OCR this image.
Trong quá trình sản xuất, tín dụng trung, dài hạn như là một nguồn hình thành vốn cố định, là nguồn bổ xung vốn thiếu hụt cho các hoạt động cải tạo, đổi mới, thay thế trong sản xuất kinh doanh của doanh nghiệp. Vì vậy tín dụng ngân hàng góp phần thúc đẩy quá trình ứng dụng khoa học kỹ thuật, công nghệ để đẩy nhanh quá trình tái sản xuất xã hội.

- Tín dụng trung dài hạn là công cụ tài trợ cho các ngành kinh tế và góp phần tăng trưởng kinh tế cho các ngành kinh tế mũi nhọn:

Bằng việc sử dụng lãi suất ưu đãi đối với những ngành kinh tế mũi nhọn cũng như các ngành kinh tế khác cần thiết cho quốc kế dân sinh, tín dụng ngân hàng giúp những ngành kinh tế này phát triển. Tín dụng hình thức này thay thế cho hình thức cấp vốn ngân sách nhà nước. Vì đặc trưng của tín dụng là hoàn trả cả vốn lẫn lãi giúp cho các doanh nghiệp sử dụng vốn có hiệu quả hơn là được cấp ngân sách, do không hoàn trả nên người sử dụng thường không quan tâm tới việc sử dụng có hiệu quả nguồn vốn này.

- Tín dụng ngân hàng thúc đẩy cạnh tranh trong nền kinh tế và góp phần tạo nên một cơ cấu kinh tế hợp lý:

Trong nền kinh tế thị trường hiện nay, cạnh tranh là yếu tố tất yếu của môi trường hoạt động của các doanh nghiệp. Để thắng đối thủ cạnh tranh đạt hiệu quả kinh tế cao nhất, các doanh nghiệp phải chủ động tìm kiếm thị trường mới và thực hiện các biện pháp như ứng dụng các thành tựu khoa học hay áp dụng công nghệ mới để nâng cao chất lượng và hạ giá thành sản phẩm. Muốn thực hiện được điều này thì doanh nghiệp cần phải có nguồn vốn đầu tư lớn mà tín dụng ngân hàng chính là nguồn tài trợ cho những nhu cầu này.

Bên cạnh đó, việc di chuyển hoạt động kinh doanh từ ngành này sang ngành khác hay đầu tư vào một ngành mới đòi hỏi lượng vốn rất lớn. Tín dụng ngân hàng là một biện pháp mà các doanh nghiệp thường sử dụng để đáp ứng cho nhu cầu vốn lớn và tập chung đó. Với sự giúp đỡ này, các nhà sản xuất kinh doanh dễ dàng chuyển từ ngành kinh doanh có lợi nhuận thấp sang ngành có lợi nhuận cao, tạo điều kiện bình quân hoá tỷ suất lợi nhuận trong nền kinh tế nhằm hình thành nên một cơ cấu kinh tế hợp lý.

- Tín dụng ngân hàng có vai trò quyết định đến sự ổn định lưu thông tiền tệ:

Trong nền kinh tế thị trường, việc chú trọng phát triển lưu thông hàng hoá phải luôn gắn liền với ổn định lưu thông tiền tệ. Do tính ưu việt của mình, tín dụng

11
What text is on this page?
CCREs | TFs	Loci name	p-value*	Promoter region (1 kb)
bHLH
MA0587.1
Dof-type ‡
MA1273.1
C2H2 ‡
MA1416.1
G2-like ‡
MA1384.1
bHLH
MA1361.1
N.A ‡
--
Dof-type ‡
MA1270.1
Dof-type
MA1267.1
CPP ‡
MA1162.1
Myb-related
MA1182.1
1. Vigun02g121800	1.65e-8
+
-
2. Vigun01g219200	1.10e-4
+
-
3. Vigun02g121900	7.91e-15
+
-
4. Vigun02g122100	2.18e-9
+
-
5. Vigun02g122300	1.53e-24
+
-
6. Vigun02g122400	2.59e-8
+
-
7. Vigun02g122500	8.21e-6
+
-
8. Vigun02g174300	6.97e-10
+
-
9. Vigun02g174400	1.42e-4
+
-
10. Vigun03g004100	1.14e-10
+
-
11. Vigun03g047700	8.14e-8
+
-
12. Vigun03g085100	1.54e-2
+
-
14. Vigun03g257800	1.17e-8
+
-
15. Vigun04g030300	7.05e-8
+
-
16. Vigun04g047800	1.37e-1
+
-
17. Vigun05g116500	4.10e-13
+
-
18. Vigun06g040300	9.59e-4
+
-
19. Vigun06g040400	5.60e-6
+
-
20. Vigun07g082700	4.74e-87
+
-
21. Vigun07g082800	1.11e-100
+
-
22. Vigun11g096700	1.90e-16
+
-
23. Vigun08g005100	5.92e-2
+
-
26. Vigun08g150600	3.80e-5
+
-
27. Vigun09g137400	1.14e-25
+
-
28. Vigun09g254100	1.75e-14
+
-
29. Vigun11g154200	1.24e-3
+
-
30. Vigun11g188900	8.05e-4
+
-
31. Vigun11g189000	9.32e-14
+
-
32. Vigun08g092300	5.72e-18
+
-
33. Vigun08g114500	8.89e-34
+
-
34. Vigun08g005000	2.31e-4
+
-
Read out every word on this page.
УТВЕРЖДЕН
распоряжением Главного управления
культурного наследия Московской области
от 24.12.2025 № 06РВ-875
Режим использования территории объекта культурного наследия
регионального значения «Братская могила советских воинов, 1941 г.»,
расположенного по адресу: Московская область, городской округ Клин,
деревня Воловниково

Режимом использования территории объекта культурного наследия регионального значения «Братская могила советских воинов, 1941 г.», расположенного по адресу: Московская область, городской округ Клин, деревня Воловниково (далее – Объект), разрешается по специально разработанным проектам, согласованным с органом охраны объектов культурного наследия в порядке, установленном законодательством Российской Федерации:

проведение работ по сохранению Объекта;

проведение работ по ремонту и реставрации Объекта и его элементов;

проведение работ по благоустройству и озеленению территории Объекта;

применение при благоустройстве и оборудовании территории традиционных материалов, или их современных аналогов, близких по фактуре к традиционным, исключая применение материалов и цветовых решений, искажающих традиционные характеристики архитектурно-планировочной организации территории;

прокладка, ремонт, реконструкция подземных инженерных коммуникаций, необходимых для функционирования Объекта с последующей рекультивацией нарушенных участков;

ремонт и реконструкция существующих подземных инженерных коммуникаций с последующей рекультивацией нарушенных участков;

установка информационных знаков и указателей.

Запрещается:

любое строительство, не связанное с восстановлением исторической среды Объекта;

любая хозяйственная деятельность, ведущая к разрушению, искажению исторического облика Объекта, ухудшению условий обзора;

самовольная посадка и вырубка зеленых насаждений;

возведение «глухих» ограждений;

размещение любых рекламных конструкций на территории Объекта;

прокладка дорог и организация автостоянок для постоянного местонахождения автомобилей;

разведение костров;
-=-=-=-=-
» **What you are asked to do**
Each line that contains the string "могила" counts once; report how many such lines the entries have, giving only the number.

» **Output for this task**
2